__Arahan Singkat A__. Tuliskan kembali tanpa perubahan baris-baris catatan mulai dari awal catatan hingga baris yang memuat "slide-title: Dividend Yield", dengan baris terakhir itu ikut disertakan.

__Bagian Teks__.
-----

Maraknya kasus buaya memangsa manusia di Kupang  tentunya disebabkan berbagai faktor. Salah satu faktor yang dominan  adalah kerusakan  habitat (tempat tinggal ) buaya, sehingga terancam dan mencari habitat baru. Kerusakan lingkungan ini dibebabkan oleh berbagai faktor juga seperti penebangan hutan mangrove di kawasan muara sebagai habitat buaya, alih fungsi kawasan muara sungai menjadi kawasan pemukiman atau lahan pertanian sehingga menggeser habitat buaya.
Menurut Pakar hukum Lingkungan Undana Kupang Prof. Jimmi Pello (Timor Express, 15/11), beberapa jenis flora dan fauna khususnya satwa di NTT mulai langka, bahkan terancam punah. Kelangkaan satwa ini, disebabkan berbagai faktor. Namun, faktor umum dan dominan adalah adanya ketidakseimbangan ekositem hidup baik itu manusia, hewan dan tumbuhan. Akibatnya, banyak satwa langka yang tergusur bahkan kehilangan habitat. Lalu, perlahan hilang dan akhirnya bisa punah.

-----

__Arahan Singkat B__. Lanjutkan teks tentang buaya yang memangsa manusia di Kupang mulai dari kalimat sesudah kalimat terakhirnya.

-----

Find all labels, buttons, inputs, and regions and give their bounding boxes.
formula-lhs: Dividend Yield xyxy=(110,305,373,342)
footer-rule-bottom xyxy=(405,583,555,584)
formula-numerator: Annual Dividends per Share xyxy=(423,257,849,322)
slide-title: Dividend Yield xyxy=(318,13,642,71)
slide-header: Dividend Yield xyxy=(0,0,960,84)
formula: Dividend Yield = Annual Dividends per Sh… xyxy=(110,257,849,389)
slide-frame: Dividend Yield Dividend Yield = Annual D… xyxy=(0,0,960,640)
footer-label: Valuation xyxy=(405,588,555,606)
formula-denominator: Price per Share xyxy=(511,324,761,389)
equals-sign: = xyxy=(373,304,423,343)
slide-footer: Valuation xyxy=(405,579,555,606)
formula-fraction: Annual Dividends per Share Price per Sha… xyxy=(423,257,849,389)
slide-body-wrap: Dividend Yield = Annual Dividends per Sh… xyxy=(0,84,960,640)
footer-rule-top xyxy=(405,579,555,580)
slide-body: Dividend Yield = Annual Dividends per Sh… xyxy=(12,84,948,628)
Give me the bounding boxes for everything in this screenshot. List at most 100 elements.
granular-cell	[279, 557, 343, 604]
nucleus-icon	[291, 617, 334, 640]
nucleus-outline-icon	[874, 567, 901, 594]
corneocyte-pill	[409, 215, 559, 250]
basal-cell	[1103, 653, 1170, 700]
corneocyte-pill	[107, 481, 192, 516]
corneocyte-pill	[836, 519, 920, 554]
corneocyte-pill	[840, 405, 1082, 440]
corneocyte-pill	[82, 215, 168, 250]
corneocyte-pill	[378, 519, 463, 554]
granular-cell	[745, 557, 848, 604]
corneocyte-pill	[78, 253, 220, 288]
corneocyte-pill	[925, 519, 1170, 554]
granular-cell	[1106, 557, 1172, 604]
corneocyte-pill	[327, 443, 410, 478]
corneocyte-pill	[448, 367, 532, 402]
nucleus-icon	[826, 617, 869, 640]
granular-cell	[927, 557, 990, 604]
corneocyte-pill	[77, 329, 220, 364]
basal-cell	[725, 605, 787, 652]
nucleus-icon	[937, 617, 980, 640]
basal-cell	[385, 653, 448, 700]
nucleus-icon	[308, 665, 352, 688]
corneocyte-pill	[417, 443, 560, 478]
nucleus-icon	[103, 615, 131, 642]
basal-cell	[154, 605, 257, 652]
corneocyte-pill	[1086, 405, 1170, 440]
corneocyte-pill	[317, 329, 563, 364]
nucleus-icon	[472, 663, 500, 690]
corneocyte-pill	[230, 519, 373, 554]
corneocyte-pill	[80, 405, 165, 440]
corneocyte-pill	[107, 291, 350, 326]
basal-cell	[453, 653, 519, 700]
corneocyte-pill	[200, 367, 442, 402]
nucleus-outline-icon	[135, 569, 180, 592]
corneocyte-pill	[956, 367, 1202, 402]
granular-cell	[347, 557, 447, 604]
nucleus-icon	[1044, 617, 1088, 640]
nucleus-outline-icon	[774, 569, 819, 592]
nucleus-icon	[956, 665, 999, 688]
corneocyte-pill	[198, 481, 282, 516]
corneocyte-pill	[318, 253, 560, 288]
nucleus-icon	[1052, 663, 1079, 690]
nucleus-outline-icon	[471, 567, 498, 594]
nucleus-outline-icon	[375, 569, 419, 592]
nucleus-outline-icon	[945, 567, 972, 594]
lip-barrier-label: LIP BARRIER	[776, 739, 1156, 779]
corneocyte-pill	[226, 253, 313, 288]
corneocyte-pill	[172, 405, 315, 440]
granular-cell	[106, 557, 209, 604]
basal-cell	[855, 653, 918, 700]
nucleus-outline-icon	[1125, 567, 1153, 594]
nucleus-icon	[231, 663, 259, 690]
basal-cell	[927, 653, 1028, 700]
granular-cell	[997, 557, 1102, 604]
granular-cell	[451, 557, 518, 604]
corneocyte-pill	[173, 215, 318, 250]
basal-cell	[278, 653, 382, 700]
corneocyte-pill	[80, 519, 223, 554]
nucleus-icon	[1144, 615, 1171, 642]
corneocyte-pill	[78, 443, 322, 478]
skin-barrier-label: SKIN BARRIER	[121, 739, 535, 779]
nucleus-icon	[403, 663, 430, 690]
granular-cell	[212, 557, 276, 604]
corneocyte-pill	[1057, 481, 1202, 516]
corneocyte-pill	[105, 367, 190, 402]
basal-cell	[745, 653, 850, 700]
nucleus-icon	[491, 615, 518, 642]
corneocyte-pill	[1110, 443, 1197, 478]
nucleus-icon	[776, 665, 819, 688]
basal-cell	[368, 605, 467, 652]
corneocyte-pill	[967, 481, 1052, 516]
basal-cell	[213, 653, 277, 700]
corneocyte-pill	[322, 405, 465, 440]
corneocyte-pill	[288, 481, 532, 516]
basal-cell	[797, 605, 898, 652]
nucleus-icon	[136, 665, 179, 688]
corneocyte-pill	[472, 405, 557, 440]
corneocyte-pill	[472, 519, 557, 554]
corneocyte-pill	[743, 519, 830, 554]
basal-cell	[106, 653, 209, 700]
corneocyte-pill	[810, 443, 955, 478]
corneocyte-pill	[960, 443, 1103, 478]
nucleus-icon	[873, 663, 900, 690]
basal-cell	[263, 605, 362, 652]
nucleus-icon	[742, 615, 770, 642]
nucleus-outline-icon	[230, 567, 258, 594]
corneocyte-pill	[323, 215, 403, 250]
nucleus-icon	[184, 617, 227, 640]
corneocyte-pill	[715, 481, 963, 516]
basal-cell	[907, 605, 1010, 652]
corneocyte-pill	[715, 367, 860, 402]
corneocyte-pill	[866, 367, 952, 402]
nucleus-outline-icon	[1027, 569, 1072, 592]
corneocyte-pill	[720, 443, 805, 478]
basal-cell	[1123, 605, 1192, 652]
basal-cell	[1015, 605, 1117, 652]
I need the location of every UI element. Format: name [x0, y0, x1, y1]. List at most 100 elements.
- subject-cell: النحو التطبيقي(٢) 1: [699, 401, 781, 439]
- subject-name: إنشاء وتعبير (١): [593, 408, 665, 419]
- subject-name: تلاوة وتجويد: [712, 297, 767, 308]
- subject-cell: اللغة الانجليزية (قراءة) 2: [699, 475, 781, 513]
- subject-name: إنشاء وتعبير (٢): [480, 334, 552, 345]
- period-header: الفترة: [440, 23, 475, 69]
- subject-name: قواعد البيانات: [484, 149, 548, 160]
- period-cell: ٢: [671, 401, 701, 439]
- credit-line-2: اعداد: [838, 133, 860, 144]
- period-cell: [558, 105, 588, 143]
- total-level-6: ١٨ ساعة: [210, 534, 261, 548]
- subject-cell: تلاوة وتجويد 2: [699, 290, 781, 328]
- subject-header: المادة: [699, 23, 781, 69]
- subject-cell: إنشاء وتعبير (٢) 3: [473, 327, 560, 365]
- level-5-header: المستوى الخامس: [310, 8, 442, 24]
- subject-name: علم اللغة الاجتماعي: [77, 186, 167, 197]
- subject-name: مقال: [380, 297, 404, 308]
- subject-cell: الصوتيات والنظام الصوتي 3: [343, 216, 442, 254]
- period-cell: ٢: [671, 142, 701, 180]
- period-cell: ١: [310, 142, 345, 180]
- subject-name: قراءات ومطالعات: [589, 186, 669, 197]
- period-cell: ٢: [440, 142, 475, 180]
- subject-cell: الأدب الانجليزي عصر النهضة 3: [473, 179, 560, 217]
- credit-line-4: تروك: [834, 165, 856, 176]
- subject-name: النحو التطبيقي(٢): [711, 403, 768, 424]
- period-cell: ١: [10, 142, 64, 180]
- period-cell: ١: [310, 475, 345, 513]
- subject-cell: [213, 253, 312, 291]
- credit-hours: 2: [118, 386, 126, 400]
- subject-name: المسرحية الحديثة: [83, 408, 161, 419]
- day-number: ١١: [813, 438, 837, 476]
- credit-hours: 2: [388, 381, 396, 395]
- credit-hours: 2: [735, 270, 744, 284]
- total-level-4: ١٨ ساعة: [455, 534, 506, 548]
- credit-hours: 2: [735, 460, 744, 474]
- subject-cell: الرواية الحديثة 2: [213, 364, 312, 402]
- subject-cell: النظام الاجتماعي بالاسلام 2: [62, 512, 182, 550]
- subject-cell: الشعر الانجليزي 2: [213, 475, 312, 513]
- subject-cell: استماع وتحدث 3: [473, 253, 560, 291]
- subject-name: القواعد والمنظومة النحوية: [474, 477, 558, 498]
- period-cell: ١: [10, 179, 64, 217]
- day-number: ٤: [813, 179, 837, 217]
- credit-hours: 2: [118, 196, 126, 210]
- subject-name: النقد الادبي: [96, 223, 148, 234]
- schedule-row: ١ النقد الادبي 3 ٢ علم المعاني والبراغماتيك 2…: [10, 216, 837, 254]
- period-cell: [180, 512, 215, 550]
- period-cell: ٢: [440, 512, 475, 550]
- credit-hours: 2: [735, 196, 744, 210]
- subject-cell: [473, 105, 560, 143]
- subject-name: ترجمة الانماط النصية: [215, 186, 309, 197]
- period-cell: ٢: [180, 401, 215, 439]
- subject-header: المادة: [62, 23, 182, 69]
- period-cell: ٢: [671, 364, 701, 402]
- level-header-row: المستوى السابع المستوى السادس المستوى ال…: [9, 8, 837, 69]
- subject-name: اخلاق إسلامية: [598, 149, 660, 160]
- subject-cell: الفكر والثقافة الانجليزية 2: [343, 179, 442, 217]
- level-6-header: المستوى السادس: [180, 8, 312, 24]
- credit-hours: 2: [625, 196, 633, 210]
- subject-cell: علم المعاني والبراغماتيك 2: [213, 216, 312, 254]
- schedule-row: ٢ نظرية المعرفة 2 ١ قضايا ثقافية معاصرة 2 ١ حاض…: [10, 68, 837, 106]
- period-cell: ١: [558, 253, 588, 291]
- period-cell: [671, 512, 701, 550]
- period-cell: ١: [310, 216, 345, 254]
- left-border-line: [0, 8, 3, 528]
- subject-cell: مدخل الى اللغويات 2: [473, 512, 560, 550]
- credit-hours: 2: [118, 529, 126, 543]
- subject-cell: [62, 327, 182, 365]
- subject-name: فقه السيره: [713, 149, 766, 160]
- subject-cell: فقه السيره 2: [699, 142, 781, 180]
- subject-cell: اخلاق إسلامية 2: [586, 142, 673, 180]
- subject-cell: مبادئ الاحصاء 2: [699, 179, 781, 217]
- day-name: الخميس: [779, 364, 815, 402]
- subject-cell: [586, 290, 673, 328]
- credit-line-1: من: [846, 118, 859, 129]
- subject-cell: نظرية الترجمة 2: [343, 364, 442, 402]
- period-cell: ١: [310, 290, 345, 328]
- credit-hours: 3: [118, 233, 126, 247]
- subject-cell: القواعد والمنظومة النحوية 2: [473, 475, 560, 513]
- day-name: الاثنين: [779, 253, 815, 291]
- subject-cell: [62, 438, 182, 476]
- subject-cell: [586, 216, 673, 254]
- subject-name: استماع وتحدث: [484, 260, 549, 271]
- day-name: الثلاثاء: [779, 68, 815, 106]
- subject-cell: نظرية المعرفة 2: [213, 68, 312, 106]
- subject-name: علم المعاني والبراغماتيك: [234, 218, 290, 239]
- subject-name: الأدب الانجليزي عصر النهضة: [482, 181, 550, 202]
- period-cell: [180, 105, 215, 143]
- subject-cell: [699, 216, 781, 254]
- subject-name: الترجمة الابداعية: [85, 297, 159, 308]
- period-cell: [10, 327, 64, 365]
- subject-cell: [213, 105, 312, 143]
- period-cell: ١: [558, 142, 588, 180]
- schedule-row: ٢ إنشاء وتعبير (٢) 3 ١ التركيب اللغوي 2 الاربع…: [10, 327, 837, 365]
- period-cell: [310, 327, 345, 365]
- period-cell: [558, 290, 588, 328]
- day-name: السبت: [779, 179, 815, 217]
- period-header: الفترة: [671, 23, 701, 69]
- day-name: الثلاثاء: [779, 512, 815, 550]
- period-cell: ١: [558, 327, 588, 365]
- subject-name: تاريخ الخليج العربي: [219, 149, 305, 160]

-----

__Hasil Akhir A__.
Find all labels, buttons, inputs, and regions and give their bounding boxes.
formula-lhs: Dividend Yield xyxy=(110,305,373,342)
footer-rule-bottom xyxy=(405,583,555,584)
formula-numerator: Annual Dividends per Share xyxy=(423,257,849,322)
slide-title: Dividend Yield xyxy=(318,13,642,71)

__Hasil Akhir B__.
Kondisi ketidakseimbangan lingkungan semakin diperparah dengan ulah dan perilaku manusia yang semakin tak ramah lingkungan. Ia mencontohkan, pembangunan yang menerobos habitat makluk hidup lain, tanpa mempertimbangkan keseimbangan alam, perburuan besar-besaran serta perilaku pengrusakan oleh manusia menjadi penyebab terancam punahnya hewan satwa di daerah ini. Termasuk maraknya buaya memangsa manusia karena habitanya sudah rusak.
Sementara itu menurut Ahli Reptil dari lembaga Ilmu pengetahuan Indonesia (LIPI) Hellen Kurniati (Timex, 15/11) buaya mempunyai tingkat adaptasi yang sangat tinggi, buaya bisa hidup di air asin dan air tawar. Daerah jelajahnya di laut, hulu sungai , pantai berpasir halus, hutan bakau dan sungai berair tawar.
Setiap buaya mempunyai daerah teritorial yang menjadi daerah kekuasaannya .daerah  teritorial tersebut umumnya menjadi tempat mencari makan, berjemur diri, kawin dan membuat sarang untuk bertelur. Dan salah satu penyebab buaya berjelajah  ke luar daerah yang lebih luas disebabkan karena kekurangan makanan seperti mamalia kecil ikan dan burung.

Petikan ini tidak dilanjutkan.